▸ **Exercise goal**
Check each line of the material below, and copy it if it holds the string "LEMBAGA".

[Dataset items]
• • • •
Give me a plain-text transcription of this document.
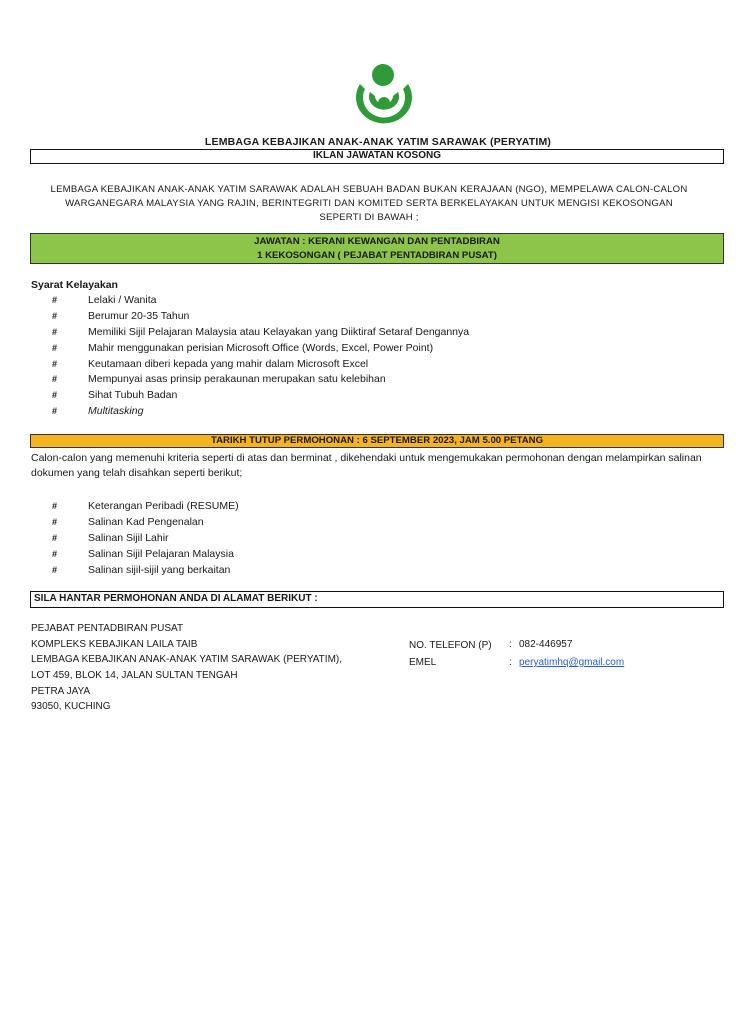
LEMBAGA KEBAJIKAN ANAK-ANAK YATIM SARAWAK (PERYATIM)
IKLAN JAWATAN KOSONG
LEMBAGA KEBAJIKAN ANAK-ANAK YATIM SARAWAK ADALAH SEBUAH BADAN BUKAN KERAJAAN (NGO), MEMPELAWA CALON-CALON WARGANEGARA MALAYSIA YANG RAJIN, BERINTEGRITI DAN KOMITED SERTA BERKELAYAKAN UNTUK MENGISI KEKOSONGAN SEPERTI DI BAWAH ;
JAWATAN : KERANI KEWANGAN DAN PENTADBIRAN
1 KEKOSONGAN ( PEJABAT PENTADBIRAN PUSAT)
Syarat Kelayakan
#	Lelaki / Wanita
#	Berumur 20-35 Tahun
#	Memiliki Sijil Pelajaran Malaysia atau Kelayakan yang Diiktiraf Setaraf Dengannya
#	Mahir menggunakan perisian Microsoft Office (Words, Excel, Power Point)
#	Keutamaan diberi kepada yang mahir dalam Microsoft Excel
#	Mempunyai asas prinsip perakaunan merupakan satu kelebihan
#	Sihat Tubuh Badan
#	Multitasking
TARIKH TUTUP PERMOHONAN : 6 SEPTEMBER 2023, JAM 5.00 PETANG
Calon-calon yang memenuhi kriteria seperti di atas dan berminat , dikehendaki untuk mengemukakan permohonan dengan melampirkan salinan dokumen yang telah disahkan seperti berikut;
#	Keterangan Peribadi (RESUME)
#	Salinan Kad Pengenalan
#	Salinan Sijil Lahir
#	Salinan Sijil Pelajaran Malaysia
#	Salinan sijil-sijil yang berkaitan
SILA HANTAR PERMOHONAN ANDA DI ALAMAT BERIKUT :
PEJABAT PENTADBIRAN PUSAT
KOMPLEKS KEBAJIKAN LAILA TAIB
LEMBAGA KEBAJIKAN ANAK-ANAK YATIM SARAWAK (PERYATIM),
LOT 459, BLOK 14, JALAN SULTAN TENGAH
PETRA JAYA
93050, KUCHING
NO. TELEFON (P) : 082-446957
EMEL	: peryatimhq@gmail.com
• • • •
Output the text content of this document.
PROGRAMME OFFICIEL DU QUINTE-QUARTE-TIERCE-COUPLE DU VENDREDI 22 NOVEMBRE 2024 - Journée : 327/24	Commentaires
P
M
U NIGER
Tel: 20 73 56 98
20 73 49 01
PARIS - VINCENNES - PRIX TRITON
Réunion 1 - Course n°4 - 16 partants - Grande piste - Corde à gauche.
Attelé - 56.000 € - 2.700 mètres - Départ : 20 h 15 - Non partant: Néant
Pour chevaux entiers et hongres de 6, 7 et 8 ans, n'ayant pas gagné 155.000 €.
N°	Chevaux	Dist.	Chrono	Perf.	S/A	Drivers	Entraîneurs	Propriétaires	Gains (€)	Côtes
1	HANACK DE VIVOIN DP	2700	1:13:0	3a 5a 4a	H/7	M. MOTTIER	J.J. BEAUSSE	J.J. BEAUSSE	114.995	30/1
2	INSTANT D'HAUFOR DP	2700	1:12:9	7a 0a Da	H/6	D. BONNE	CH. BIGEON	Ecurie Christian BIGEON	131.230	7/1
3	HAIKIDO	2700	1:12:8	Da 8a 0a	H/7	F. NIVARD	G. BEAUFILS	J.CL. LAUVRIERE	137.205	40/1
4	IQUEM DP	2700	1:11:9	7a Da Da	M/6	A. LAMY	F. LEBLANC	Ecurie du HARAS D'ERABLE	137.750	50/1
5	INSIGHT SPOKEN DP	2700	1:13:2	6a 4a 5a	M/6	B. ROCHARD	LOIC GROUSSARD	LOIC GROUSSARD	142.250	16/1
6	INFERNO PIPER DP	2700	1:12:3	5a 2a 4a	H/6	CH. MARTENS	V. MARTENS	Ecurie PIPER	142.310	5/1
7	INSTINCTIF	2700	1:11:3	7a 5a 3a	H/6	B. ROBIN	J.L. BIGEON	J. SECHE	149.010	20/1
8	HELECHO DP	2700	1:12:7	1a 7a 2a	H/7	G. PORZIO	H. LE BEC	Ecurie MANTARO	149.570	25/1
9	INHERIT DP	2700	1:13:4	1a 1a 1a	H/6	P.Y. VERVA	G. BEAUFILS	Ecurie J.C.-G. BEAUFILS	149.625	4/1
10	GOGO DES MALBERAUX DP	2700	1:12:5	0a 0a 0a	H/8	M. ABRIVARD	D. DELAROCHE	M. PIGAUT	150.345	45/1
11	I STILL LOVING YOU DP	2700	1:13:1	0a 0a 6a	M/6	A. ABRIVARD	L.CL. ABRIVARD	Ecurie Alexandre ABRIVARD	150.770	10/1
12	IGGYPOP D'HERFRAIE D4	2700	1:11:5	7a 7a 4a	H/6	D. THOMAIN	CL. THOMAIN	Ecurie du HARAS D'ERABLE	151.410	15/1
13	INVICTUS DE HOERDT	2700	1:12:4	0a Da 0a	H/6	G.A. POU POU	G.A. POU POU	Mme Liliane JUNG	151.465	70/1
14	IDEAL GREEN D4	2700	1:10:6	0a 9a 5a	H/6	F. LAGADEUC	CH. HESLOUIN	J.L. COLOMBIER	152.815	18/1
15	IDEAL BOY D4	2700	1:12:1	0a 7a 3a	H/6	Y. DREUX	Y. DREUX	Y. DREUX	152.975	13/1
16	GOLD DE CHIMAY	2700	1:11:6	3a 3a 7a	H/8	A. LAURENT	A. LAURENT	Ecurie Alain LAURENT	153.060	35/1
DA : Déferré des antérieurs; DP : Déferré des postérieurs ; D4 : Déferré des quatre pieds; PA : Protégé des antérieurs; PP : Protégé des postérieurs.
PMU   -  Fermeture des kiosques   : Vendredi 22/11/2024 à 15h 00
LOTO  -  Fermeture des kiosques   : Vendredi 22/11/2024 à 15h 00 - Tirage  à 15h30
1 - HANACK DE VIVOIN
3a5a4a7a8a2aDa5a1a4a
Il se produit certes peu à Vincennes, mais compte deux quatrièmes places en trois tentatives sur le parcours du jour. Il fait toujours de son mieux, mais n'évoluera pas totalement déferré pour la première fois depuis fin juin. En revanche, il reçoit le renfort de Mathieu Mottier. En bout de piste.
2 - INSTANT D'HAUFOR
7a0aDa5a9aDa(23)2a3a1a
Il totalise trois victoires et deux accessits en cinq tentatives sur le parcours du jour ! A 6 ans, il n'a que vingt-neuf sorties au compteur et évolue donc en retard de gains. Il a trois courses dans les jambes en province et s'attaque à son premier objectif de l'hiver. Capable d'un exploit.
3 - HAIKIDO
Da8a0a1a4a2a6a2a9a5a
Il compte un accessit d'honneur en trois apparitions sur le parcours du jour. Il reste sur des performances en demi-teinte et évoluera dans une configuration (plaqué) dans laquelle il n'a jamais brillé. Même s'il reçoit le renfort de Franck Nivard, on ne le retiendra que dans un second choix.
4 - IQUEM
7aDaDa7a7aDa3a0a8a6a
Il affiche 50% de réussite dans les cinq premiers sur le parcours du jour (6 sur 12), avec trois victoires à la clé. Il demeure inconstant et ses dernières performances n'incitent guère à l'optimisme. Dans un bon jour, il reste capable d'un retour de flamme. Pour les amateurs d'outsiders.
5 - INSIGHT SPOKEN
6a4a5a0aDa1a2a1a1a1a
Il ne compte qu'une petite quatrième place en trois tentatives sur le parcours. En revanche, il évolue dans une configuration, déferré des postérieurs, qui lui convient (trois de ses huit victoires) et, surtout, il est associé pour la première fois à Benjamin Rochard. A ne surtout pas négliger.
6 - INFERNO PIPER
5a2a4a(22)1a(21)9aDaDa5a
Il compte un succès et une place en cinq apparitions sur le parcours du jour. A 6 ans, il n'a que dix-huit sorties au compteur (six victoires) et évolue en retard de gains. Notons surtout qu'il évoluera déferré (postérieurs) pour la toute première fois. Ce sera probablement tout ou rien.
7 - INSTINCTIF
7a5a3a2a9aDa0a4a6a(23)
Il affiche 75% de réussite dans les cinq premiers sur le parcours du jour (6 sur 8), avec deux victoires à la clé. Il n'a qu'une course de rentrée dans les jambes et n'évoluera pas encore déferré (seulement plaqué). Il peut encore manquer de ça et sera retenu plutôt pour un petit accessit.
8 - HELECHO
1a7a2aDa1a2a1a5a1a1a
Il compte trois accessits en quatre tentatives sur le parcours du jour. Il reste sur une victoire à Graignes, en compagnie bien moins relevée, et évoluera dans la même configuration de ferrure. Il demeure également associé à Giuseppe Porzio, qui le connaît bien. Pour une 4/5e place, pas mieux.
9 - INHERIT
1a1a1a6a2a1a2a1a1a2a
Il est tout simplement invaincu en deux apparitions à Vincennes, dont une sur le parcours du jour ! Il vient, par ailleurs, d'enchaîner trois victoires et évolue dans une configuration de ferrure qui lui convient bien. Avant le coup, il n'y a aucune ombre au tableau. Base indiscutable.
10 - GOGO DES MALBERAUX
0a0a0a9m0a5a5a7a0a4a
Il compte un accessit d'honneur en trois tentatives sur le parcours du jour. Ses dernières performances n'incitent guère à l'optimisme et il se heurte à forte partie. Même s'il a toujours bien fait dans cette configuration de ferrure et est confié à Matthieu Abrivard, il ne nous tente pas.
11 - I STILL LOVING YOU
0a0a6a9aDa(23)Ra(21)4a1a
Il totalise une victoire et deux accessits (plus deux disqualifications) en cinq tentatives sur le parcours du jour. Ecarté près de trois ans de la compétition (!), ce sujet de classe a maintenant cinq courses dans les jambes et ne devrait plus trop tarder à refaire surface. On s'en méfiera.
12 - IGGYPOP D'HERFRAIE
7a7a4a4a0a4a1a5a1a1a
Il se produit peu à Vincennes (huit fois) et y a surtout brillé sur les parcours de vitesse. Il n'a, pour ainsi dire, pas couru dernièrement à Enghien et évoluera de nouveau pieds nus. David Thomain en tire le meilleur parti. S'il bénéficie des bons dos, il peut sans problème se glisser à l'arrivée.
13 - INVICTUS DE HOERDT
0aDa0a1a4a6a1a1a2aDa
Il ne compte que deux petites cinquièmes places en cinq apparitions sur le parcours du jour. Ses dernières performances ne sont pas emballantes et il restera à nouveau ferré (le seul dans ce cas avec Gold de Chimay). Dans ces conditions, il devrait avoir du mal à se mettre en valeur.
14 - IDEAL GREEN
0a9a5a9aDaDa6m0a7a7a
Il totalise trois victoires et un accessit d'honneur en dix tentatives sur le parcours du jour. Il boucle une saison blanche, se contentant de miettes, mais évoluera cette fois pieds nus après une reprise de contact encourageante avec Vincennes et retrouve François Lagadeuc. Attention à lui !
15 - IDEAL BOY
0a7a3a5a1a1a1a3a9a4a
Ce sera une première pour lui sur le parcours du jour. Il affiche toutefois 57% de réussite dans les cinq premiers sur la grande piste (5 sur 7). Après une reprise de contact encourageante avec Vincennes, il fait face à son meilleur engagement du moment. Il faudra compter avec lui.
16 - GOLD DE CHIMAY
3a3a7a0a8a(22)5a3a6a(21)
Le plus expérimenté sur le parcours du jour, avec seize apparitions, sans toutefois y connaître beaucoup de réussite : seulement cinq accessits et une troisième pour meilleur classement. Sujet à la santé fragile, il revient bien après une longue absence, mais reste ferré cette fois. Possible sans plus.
• • • •
▸ **Solution to the exercise**
LEMBAGA KEBAJIKAN ANAK-ANAK YATIM SARAWAK (PERYATIM)
LEMBAGA KEBAJIKAN ANAK-ANAK YATIM SARAWAK ADALAH SEBUAH BADAN BUKAN KERAJAAN (NGO), MEMPELAWA CALON-CALON WARGANEGARA MALAYSIA YANG RAJIN, BERINTEGRITI DAN KOMITED SERTA BERKELAYAKAN UNTUK MENGISI KEKOSONGAN SEPERTI DI BAWAH ;
LEMBAGA KEBAJIKAN ANAK-ANAK YATIM SARAWAK (PERYATIM),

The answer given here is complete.